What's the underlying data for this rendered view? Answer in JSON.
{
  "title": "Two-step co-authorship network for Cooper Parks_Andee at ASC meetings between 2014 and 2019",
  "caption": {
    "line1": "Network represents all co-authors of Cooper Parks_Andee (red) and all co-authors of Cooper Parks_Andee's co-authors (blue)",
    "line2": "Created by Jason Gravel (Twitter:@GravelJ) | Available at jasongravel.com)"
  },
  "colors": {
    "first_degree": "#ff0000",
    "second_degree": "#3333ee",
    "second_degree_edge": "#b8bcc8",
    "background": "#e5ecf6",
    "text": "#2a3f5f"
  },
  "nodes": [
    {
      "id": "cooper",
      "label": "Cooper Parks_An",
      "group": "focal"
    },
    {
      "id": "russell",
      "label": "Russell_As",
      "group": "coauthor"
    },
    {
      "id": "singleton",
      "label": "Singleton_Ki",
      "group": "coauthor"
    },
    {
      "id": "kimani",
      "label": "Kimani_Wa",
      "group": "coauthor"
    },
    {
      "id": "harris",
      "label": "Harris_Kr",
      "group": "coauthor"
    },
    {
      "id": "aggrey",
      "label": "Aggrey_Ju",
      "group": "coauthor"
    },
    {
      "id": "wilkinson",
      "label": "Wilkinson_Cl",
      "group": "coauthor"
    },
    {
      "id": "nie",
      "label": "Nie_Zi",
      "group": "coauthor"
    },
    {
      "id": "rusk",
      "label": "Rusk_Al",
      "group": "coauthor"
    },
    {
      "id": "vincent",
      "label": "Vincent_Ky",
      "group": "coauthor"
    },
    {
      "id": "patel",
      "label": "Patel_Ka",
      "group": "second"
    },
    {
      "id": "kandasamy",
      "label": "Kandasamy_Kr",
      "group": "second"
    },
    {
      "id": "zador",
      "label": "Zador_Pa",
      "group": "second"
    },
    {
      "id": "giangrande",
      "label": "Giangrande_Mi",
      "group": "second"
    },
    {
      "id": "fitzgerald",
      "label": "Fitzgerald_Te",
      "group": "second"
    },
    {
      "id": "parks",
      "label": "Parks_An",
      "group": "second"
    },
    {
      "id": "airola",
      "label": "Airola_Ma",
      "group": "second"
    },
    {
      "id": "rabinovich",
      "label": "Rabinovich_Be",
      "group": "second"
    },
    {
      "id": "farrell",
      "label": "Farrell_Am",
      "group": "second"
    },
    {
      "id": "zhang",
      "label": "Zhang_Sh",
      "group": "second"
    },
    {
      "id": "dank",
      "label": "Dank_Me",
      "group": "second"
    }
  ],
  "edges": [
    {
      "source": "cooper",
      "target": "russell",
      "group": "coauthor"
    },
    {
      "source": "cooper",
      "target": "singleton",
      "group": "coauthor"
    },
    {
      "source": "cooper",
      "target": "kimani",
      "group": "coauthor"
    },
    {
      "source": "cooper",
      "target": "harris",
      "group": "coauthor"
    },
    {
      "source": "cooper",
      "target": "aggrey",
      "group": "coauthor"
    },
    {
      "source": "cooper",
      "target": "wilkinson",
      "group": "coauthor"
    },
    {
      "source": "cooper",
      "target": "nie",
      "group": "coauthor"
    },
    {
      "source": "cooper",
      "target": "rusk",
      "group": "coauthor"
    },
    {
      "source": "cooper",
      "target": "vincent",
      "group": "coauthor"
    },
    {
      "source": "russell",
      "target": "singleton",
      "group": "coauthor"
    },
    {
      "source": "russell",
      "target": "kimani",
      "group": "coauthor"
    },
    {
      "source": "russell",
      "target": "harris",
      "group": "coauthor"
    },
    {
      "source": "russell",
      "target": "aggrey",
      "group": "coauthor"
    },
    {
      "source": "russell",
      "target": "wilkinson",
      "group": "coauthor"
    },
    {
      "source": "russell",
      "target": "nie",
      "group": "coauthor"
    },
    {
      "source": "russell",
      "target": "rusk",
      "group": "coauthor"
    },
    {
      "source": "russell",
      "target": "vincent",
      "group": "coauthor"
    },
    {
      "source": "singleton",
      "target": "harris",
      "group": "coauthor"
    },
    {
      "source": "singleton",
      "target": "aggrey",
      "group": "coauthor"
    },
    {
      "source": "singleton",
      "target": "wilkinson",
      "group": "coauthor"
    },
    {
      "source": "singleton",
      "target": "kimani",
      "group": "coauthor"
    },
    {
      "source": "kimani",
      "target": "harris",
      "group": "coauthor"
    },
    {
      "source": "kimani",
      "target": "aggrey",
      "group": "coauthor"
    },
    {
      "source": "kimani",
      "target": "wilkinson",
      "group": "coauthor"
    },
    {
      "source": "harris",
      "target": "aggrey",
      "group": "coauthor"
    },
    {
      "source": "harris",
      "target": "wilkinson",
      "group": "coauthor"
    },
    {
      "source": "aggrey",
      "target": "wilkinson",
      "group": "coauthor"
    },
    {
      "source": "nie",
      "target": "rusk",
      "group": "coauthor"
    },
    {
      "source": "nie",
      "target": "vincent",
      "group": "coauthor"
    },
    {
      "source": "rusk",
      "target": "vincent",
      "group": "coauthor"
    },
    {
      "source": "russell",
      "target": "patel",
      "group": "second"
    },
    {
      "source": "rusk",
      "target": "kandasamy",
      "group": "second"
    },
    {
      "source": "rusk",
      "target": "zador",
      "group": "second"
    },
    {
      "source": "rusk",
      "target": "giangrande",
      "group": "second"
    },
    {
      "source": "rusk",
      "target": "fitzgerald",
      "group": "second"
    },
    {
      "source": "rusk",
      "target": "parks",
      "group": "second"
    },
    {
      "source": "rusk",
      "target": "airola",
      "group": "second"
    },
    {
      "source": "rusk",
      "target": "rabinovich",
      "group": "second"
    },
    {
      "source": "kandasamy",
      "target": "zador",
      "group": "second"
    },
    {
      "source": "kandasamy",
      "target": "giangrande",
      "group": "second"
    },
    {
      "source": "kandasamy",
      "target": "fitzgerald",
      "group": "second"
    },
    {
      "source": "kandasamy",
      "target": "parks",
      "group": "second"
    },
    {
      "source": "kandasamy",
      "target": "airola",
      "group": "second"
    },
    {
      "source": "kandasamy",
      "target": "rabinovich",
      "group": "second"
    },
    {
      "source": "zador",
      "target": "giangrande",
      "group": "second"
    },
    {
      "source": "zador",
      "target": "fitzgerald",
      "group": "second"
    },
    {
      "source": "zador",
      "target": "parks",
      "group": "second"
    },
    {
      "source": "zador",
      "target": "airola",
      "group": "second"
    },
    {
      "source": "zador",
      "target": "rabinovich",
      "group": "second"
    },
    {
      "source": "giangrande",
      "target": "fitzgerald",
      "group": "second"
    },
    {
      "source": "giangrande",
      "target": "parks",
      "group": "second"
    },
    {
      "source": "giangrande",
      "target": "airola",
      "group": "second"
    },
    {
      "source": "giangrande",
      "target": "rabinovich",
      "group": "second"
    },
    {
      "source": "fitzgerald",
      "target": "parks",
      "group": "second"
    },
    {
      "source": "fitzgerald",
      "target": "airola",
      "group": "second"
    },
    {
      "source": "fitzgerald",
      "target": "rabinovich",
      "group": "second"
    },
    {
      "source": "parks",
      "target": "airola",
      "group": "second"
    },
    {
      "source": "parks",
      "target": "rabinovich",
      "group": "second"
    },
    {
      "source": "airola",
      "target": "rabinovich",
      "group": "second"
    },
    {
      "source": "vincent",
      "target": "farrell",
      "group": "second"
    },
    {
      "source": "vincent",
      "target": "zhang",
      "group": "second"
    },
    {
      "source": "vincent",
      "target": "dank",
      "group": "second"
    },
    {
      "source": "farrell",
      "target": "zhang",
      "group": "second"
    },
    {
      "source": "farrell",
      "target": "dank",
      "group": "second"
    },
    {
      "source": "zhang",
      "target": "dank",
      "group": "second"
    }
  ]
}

#### Directions for this task
Output all of the data again. Match it exactly.

#### Reply
What's the underlying data for this rendered view? Answer in JSON.
{
  "title": "Two-step co-authorship network for Cooper Parks_Andee at ASC meetings between 2014 and 2019",
  "caption": {
    "line1": "Network represents all co-authors of Cooper Parks_Andee (red) and all co-authors of Cooper Parks_Andee's co-authors (blue)",
    "line2": "Created by Jason Gravel (Twitter:@GravelJ) | Available at jasongravel.com)"
  },
  "colors": {
    "first_degree": "#ff0000",
    "second_degree": "#3333ee",
    "second_degree_edge": "#b8bcc8",
    "background": "#e5ecf6",
    "text": "#2a3f5f"
  },
  "nodes": [
    {
      "id": "cooper",
      "label": "Cooper Parks_An",
      "group": "focal"
    },
    {
      "id": "russell",
      "label": "Russell_As",
      "group": "coauthor"
    },
    {
      "id": "singleton",
      "label": "Singleton_Ki",
      "group": "coauthor"
    },
    {
      "id": "kimani",
      "label": "Kimani_Wa",
      "group": "coauthor"
    },
    {
      "id": "harris",
      "label": "Harris_Kr",
      "group": "coauthor"
    },
    {
      "id": "aggrey",
      "label": "Aggrey_Ju",
      "group": "coauthor"
    },
    {
      "id": "wilkinson",
      "label": "Wilkinson_Cl",
      "group": "coauthor"
    },
    {
      "id": "nie",
      "label": "Nie_Zi",
      "group": "coauthor"
    },
    {
      "id": "rusk",
      "label": "Rusk_Al",
      "group": "coauthor"
    },
    {
      "id": "vincent",
      "label": "Vincent_Ky",
      "group": "coauthor"
    },
    {
      "id": "patel",
      "label": "Patel_Ka",
      "group": "second"
    },
    {
      "id": "kandasamy",
      "label": "Kandasamy_Kr",
      "group": "second"
    },
    {
      "id": "zador",
      "label": "Zador_Pa",
      "group": "second"
    },
    {
      "id": "giangrande",
      "label": "Giangrande_Mi",
      "group": "second"
    },
    {
      "id": "fitzgerald",
      "label": "Fitzgerald_Te",
      "group": "second"
    },
    {
      "id": "parks",
      "label": "Parks_An",
      "group": "second"
    },
    {
      "id": "airola",
      "label": "Airola_Ma",
      "group": "second"
    },
    {
      "id": "rabinovich",
      "label": "Rabinovich_Be",
      "group": "second"
    },
    {
      "id": "farrell",
      "label": "Farrell_Am",
      "group": "second"
    },
    {
      "id": "zhang",
      "label": "Zhang_Sh",
      "group": "second"
    },
    {
      "id": "dank",
      "label": "Dank_Me",
      "group": "second"
    }
  ],
  "edges": [
    {
      "source": "cooper",
      "target": "russell",
      "group": "coauthor"
    },
    {
      "source": "cooper",
      "target": "singleton",
      "group": "coauthor"
    },
    {
      "source": "cooper",
      "target": "kimani",
      "group": "coauthor"
    },
    {
      "source": "cooper",
      "target": "harris",
      "group": "coauthor"
    },
    {
      "source": "cooper",
      "target": "aggrey",
      "group": "coauthor"
    },
    {
      "source": "cooper",
      "target": "wilkinson",
      "group": "coauthor"
    },
    {
      "source": "cooper",
      "target": "nie",
      "group": "coauthor"
    },
    {
      "source": "cooper",
      "target": "rusk",
      "group": "coauthor"
    },
    {
      "source": "cooper",
      "target": "vincent",
      "group": "coauthor"
    },
    {
      "source": "russell",
      "target": "singleton",
      "group": "coauthor"
    },
    {
      "source": "russell",
      "target": "kimani",
      "group": "coauthor"
    },
    {
      "source": "russell",
      "target": "harris",
      "group": "coauthor"
    },
    {
      "source": "russell",
      "target": "aggrey",
      "group": "coauthor"
    },
    {
      "source": "russell",
      "target": "wilkinson",
      "group": "coauthor"
    },
    {
      "source": "russell",
      "target": "nie",
      "group": "coauthor"
    },
    {
      "source": "russell",
      "target": "rusk",
      "group": "coauthor"
    },
    {
      "source": "russell",
      "target": "vincent",
      "group": "coauthor"
    },
    {
      "source": "singleton",
      "target": "harris",
      "group": "coauthor"
    },
    {
      "source": "singleton",
      "target": "aggrey",
      "group": "coauthor"
    },
    {
      "source": "singleton",
      "target": "wilkinson",
      "group": "coauthor"
    },
    {
      "source": "singleton",
      "target": "kimani",
      "group": "coauthor"
    },
    {
      "source": "kimani",
      "target": "harris",
      "group": "coauthor"
    },
    {
      "source": "kimani",
      "target": "aggrey",
      "group": "coauthor"
    },
    {
      "source": "kimani",
      "target": "wilkinson",
      "group": "coauthor"
    },
    {
      "source": "harris",
      "target": "aggrey",
      "group": "coauthor"
    },
    {
      "source": "harris",
      "target": "wilkinson",
      "group": "coauthor"
    },
    {
      "source": "aggrey",
      "target": "wilkinson",
      "group": "coauthor"
    },
    {
      "source": "nie",
      "target": "rusk",
      "group": "coauthor"
    },
    {
      "source": "nie",
      "target": "vincent",
      "group": "coauthor"
    },
    {
      "source": "rusk",
      "target": "vincent",
      "group": "coauthor"
    },
    {
      "source": "russell",
      "target": "patel",
      "group": "second"
    },
    {
      "source": "rusk",
      "target": "kandasamy",
      "group": "second"
    },
    {
      "source": "rusk",
      "target": "zador",
      "group": "second"
    },
    {
      "source": "rusk",
      "target": "giangrande",
      "group": "second"
    },
    {
      "source": "rusk",
      "target": "fitzgerald",
      "group": "second"
    },
    {
      "source": "rusk",
      "target": "parks",
      "group": "second"
    },
    {
      "source": "rusk",
      "target": "airola",
      "group": "second"
    },
    {
      "source": "rusk",
      "target": "rabinovich",
      "group": "second"
    },
    {
      "source": "kandasamy",
      "target": "zador",
      "group": "second"
    },
    {
      "source": "kandasamy",
      "target": "giangrande",
      "group": "second"
    },
    {
      "source": "kandasamy",
      "target": "fitzgerald",
      "group": "second"
    },
    {
      "source": "kandasamy",
      "target": "parks",
      "group": "second"
    },
    {
      "source": "kandasamy",
      "target": "airola",
      "group": "second"
    },
    {
      "source": "kandasamy",
      "target": "rabinovich",
      "group": "second"
    },
    {
      "source": "zador",
      "target": "giangrande",
      "group": "second"
    },
    {
      "source": "zador",
      "target": "fitzgerald",
      "group": "second"
    },
    {
      "source": "zador",
      "target": "parks",
      "group": "second"
    },
    {
      "source": "zador",
      "target": "airola",
      "group": "second"
    },
    {
      "source": "zador",
      "target": "rabinovich",
      "group": "second"
    },
    {
      "source": "giangrande",
      "target": "fitzgerald",
      "group": "second"
    },
    {
      "source": "giangrande",
      "target": "parks",
      "group": "second"
    },
    {
      "source": "giangrande",
      "target": "airola",
      "group": "second"
    },
    {
      "source": "giangrande",
      "target": "rabinovich",
      "group": "second"
    },
    {
      "source": "fitzgerald",
      "target": "parks",
      "group": "second"
    },
    {
      "source": "fitzgerald",
      "target": "airola",
      "group": "second"
    },
    {
      "source": "fitzgerald",
      "target": "rabinovich",
      "group": "second"
    },
    {
      "source": "parks",
      "target": "airola",
      "group": "second"
    },
    {
      "source": "parks",
      "target": "rabinovich",
      "group": "second"
    },
    {
      "source": "airola",
      "target": "rabinovich",
      "group": "second"
    },
    {
      "source": "vincent",
      "target": "farrell",
      "group": "second"
    },
    {
      "source": "vincent",
      "target": "zhang",
      "group": "second"
    },
    {
      "source": "vincent",
      "target": "dank",
      "group": "second"
    },
    {
      "source": "farrell",
      "target": "zhang",
      "group": "second"
    },
    {
      "source": "farrell",
      "target": "dank",
      "group": "second"
    },
    {
      "source": "zhang",
      "target": "dank",
      "group": "second"
    }
  ]
}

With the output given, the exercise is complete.